American former basketball player (born 1983)

Jeff Horner (born August 1, 1983) is an American former basketball player. He is best known as a point guard for the University of Iowa Hawkeyes basketball team. Horner is currently head coach of the Buena Vista University men's basketball team.

==Early life and college==

Horner was born in Mason City, Iowa. His father Bob Horner was Mason City High School varsity basketball coach. Horner made a verbal commitment to the University of Iowa while in the ninth grade. Horner's sister Kristin played basketball for Drake University.

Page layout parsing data

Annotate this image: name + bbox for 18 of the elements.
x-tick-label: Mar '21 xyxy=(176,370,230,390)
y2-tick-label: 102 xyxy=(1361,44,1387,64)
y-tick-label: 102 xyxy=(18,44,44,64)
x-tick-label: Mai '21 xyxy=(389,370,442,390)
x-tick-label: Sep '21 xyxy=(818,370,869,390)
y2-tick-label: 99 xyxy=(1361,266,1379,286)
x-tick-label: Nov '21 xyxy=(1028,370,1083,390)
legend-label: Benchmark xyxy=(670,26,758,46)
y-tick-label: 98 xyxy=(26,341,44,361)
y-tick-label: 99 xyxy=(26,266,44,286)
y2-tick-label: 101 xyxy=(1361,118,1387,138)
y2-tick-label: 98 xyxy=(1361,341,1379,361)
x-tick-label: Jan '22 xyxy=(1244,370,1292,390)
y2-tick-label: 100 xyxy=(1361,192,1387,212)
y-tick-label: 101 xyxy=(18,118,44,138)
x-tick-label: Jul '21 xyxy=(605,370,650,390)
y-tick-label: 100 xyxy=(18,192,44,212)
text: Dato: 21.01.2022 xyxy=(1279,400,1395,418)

(Tasks to carry out)
- A) Quote the Jeff Horner biography between "American former basketball player (born" and "for Drake University.", inclusive.
- B) Answer these questions from the Jeff Horner biography:
(i) In what city was Horner born?
(ii) What team is Horner currently head coach of?
(iii) For which university did Horner's sister Kristin play basketball?
- C) Proceed with the Jeff Horner biography, picking up after its last sentence.

(Answers to the exercises)
- A)
American former basketball player (born 1983)

Jeff Horner (born August 1, 1983) is an American former basketball player. He is best known as a point guard for the University of Iowa Hawkeyes basketball team. Horner is currently head coach of the Buena Vista University men's basketball team.

==Early life and college==

Horner was born in Mason City, Iowa. His father Bob Horner was Mason City High School varsity basketball coach. Horner made a verbal commitment to the University of Iowa while in the ninth grade. Horner's sister Kristin played basketball for Drake University.

- B)
(i) Mason City, Iowa
(ii) The Buena Vista University men's basketball team
(iii) Drake University

- C)
===High school===

Born in Mason City, Iowa, Horner graduated from Mason City High School in Mason City, Iowa in 2002. In his senior season, Horner averaged 31.2 points, 8.7 rebounds, and 6.8 assists per game, leading the prep team to a 21–2 overall record. He shot 53% from the field and 73% from the free throw line as a senior, averaged 25.3 points a game as a junior, along with 10.1 assists and 5.2 rebounds. He averaged 21.2 points, 10.2 assists and five rebounds per game as a sophomore, and led Mason City to 2 state tournament appearances as a junior and senior, with a 38–7 record over those two seasons.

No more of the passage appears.